## YOUR OBJECTIVE
Rewrite the data below so that every "toolbar-divider" becomes "toolbar-separator", keeping all other text the same.

## DATA FOR PROCESSING
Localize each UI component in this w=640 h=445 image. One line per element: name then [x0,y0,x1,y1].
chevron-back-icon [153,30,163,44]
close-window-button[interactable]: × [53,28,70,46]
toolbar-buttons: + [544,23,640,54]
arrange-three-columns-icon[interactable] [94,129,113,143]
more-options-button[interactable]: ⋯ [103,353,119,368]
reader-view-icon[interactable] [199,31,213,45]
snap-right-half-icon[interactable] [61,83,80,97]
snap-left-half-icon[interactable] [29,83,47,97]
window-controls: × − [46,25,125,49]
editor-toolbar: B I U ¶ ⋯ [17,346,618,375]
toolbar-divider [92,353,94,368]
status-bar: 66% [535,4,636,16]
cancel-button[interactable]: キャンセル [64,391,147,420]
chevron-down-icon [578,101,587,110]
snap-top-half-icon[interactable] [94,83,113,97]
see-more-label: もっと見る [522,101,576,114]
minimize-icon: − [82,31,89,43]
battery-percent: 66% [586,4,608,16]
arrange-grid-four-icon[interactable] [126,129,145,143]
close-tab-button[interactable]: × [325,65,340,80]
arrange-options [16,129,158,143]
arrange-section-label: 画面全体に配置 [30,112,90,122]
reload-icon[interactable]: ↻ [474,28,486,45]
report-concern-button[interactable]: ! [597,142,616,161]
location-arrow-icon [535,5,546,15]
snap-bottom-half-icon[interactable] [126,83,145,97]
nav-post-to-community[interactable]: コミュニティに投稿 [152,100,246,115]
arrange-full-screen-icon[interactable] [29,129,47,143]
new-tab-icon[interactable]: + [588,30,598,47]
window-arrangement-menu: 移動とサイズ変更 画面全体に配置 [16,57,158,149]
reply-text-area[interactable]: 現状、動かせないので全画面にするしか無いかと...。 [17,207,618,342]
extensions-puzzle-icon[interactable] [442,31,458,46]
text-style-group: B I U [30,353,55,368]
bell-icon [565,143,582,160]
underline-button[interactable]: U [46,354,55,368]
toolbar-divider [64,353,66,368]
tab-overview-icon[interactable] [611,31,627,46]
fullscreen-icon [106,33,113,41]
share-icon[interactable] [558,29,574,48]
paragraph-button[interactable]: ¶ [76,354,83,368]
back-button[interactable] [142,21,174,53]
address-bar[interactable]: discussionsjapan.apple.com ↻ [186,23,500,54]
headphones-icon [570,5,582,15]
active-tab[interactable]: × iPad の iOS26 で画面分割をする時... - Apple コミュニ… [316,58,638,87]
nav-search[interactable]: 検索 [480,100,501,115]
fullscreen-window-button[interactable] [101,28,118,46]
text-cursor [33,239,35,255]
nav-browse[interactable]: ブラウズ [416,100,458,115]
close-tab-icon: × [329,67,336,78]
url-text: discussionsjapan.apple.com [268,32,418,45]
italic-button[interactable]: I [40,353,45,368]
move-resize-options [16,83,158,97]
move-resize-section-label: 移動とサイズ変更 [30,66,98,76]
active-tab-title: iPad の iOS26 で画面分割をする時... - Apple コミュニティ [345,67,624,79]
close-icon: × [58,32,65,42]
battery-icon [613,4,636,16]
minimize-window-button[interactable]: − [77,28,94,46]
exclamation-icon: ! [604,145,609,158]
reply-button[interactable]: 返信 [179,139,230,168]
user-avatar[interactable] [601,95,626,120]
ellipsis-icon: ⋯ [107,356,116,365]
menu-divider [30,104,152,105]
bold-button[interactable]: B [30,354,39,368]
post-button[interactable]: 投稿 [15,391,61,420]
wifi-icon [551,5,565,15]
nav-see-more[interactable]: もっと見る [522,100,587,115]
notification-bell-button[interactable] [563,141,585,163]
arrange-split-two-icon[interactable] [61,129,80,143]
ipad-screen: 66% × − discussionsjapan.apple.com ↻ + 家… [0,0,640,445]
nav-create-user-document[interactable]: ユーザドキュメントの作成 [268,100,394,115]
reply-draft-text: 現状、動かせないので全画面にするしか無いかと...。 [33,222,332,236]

## WRITTEN SOLUTION
Localize each UI component in this w=640 h=445 image. One line per element: name then [x0,y0,x1,y1].
chevron-back-icon [153,30,163,44]
close-window-button[interactable]: × [53,28,70,46]
toolbar-buttons: + [544,23,640,54]
arrange-three-columns-icon[interactable] [94,129,113,143]
more-options-button[interactable]: ⋯ [103,353,119,368]
reader-view-icon[interactable] [199,31,213,45]
snap-right-half-icon[interactable] [61,83,80,97]
snap-left-half-icon[interactable] [29,83,47,97]
window-controls: × − [46,25,125,49]
editor-toolbar: B I U ¶ ⋯ [17,346,618,375]
toolbar-separator [92,353,94,368]
status-bar: 66% [535,4,636,16]
cancel-button[interactable]: キャンセル [64,391,147,420]
chevron-down-icon [578,101,587,110]
snap-top-half-icon[interactable] [94,83,113,97]
see-more-label: もっと見る [522,101,576,114]
minimize-icon: − [82,31,89,43]
battery-percent: 66% [586,4,608,16]
arrange-grid-four-icon[interactable] [126,129,145,143]
close-tab-button[interactable]: × [325,65,340,80]
arrange-options [16,129,158,143]
arrange-section-label: 画面全体に配置 [30,112,90,122]
reload-icon[interactable]: ↻ [474,28,486,45]
report-concern-button[interactable]: ! [597,142,616,161]
location-arrow-icon [535,5,546,15]
snap-bottom-half-icon[interactable] [126,83,145,97]
nav-post-to-community[interactable]: コミュニティに投稿 [152,100,246,115]
arrange-full-screen-icon[interactable] [29,129,47,143]
new-tab-icon[interactable]: + [588,30,598,47]
window-arrangement-menu: 移動とサイズ変更 画面全体に配置 [16,57,158,149]
reply-text-area[interactable]: 現状、動かせないので全画面にするしか無いかと...。 [17,207,618,342]
extensions-puzzle-icon[interactable] [442,31,458,46]
text-style-group: B I U [30,353,55,368]
bell-icon [565,143,582,160]
underline-button[interactable]: U [46,354,55,368]
toolbar-separator [64,353,66,368]
tab-overview-icon[interactable] [611,31,627,46]
fullscreen-icon [106,33,113,41]
share-icon[interactable] [558,29,574,48]
paragraph-button[interactable]: ¶ [76,354,83,368]
back-button[interactable] [142,21,174,53]
address-bar[interactable]: discussionsjapan.apple.com ↻ [186,23,500,54]
headphones-icon [570,5,582,15]
active-tab[interactable]: × iPad の iOS26 で画面分割をする時... - Apple コミュニ… [316,58,638,87]
nav-search[interactable]: 検索 [480,100,501,115]
fullscreen-window-button[interactable] [101,28,118,46]
text-cursor [33,239,35,255]
nav-browse[interactable]: ブラウズ [416,100,458,115]
close-tab-icon: × [329,67,336,78]
url-text: discussionsjapan.apple.com [268,32,418,45]
italic-button[interactable]: I [40,353,45,368]
move-resize-options [16,83,158,97]
move-resize-section-label: 移動とサイズ変更 [30,66,98,76]
active-tab-title: iPad の iOS26 で画面分割をする時... - Apple コミュニティ [345,67,624,79]
close-icon: × [58,32,65,42]
battery-icon [613,4,636,16]
minimize-window-button[interactable]: − [77,28,94,46]
exclamation-icon: ! [604,145,609,158]
reply-button[interactable]: 返信 [179,139,230,168]
user-avatar[interactable] [601,95,626,120]
ellipsis-icon: ⋯ [107,356,116,365]
menu-divider [30,104,152,105]
bold-button[interactable]: B [30,354,39,368]
post-button[interactable]: 投稿 [15,391,61,420]
wifi-icon [551,5,565,15]
nav-see-more[interactable]: もっと見る [522,100,587,115]
notification-bell-button[interactable] [563,141,585,163]
arrange-split-two-icon[interactable] [61,129,80,143]
ipad-screen: 66% × − discussionsjapan.apple.com ↻ + 家… [0,0,640,445]
nav-create-user-document[interactable]: ユーザドキュメントの作成 [268,100,394,115]
reply-draft-text: 現状、動かせないので全画面にするしか無いかと...。 [33,222,332,236]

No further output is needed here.